**THE TASK**: Would you quote the material below in full and unchanged?

========

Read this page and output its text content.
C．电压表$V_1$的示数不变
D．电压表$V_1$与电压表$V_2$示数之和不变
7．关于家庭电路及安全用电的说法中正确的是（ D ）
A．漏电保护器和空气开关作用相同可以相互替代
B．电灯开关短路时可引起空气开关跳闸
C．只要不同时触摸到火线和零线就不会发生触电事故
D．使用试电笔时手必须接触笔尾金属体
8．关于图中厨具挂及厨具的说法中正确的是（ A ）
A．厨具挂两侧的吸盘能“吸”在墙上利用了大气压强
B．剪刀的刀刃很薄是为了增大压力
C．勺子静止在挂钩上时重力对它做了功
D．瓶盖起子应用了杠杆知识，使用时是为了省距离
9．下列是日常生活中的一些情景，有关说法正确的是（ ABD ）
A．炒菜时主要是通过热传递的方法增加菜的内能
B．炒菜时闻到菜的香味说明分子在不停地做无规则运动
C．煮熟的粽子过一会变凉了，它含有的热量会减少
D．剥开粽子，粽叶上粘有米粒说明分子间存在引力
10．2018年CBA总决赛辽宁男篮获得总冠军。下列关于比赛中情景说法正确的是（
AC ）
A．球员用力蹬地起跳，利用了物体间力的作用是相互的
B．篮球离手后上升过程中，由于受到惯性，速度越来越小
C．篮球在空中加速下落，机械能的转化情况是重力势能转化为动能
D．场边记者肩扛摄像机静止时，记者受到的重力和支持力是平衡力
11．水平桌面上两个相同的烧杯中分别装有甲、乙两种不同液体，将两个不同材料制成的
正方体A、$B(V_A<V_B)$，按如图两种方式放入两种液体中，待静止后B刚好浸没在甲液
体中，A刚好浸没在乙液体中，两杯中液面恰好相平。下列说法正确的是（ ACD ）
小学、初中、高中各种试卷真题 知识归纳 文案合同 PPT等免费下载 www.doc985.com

========

**EXPECTED ANSWER**:
Read this page and output its text content.
C．电压表$V_1$的示数不变
D．电压表$V_1$与电压表$V_2$示数之和不变
7．关于家庭电路及安全用电的说法中正确的是（ D ）
A．漏电保护器和空气开关作用相同可以相互替代
B．电灯开关短路时可引起空气开关跳闸
C．只要不同时触摸到火线和零线就不会发生触电事故
D．使用试电笔时手必须接触笔尾金属体
8．关于图中厨具挂及厨具的说法中正确的是（ A ）
A．厨具挂两侧的吸盘能“吸”在墙上利用了大气压强
B．剪刀的刀刃很薄是为了增大压力
C．勺子静止在挂钩上时重力对它做了功
D．瓶盖起子应用了杠杆知识，使用时是为了省距离
9．下列是日常生活中的一些情景，有关说法正确的是（ ABD ）
A．炒菜时主要是通过热传递的方法增加菜的内能
B．炒菜时闻到菜的香味说明分子在不停地做无规则运动
C．煮熟的粽子过一会变凉了，它含有的热量会减少
D．剥开粽子，粽叶上粘有米粒说明分子间存在引力
10．2018年CBA总决赛辽宁男篮获得总冠军。下列关于比赛中情景说法正确的是（
AC ）
A．球员用力蹬地起跳，利用了物体间力的作用是相互的
B．篮球离手后上升过程中，由于受到惯性，速度越来越小
C．篮球在空中加速下落，机械能的转化情况是重力势能转化为动能
D．场边记者肩扛摄像机静止时，记者受到的重力和支持力是平衡力
11．水平桌面上两个相同的烧杯中分别装有甲、乙两种不同液体，将两个不同材料制成的
正方体A、$B(V_A<V_B)$，按如图两种方式放入两种液体中，待静止后B刚好浸没在甲液
体中，A刚好浸没在乙液体中，两杯中液面恰好相平。下列说法正确的是（ ACD ）
小学、初中、高中各种试卷真题 知识归纳 文案合同 PPT等免费下载 www.doc985.com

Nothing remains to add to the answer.